Housing boomed, since alternative investments were few, but prices rose beyond the reach of many would-be buyers. So the government tightened property financing.
They got what they wanted: House prices fell for the fifth consecutive month in February. Don’t look for a turnaround. Premier Wen Jiabao said in March that house prices “are still a long way from an appropriate level.”
Meanwhile, China’s central bank hiked bank reserve requirements from 15.5% in early 2010 to 21.5% last year. That’s a caveman tactic and amounts to credit allocation. The People’s Bank raised rates only 1.25 percentage points to keep cheap loans flowing to inefficient state-owned enterprises that employ around a quarter of Chinese and produce 45% of GDP.
What chance does the nonindependent Chinese central bank have in effecting a soft landing when the independent U.S. Fed, with all its sophisticated tools, tried 12 times in the post-World War II era to cool the economy and avoided a recession only once, in the mid-1990s?
Manufacturing is already in contraction, along with retail sales. Exports dominate consumer spending, which is a tiny 34% of GDP. In Brazil it’s 58%, 60% in India, 58% in Germany and 71% in the U.S.
... Europe is a disaster. Bailouts have no terminus, and another Greek rescue is coming. The second bailout gave bondholders €31.50 in new securities for each €100 in old, but the market prices the new paper at 25% of face value.
Cutting off Greece risks contagion and runs on banks in Portugal, Spain and Italy. The European Central Bank has temporarily papered over the problem with €1 trillion in 1%, three-year loans to member banks to spend on sovereign issues—no one else will buy them. The ECB is loading up Germany’s balance sheet with Club Med debt. How much can it stand?
German Chancellor Angela Merkel demands austerity for deadbeat countries, since letting them off the hook invites more profligacy. And she’s right. International Monetary Fund head Christine Lagarde says austerity will drive the Greek economy into depression and civil chaos. She’s right, too.

----

DIRECTIVE 1: Retype the passage from "What chance does" to "in the mid-1990s?".
DIRECTIVE 2: According to the passage, what share of China's GDP does consumer spending represent?
The data that follows bears no relation to the passage.

RECORDED DATA:
----

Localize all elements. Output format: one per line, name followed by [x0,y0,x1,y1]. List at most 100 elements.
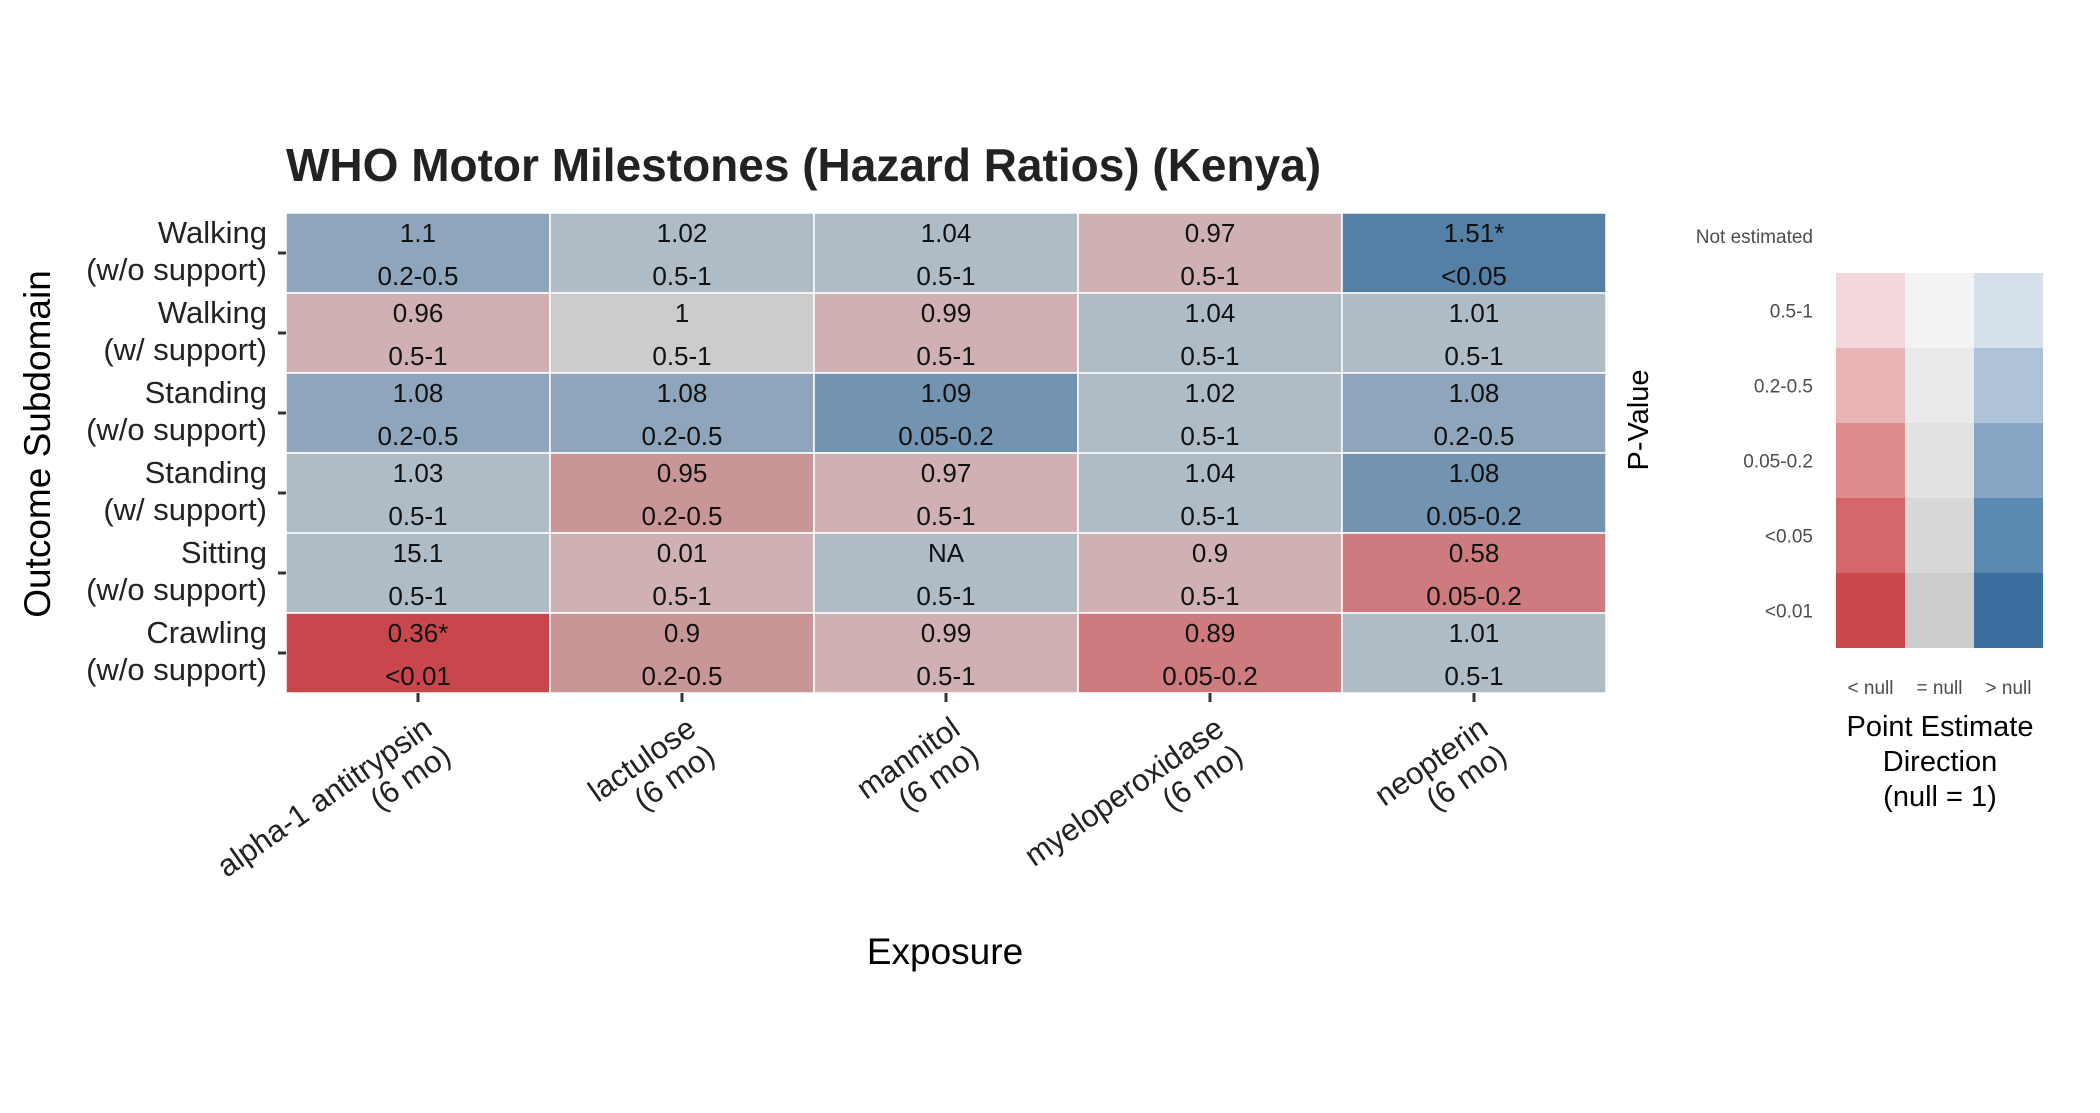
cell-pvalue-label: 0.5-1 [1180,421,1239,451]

----

EXPECTED ANSWER 1:
What chance does the nonindependent Chinese central bank have in effecting a soft landing when the independent U.S. Fed, with all its sophisticated tools, tried 12 times in the post-World War II era to cool the economy and avoided a recession only once, in the mid-1990s?

EXPECTED ANSWER 2: 34%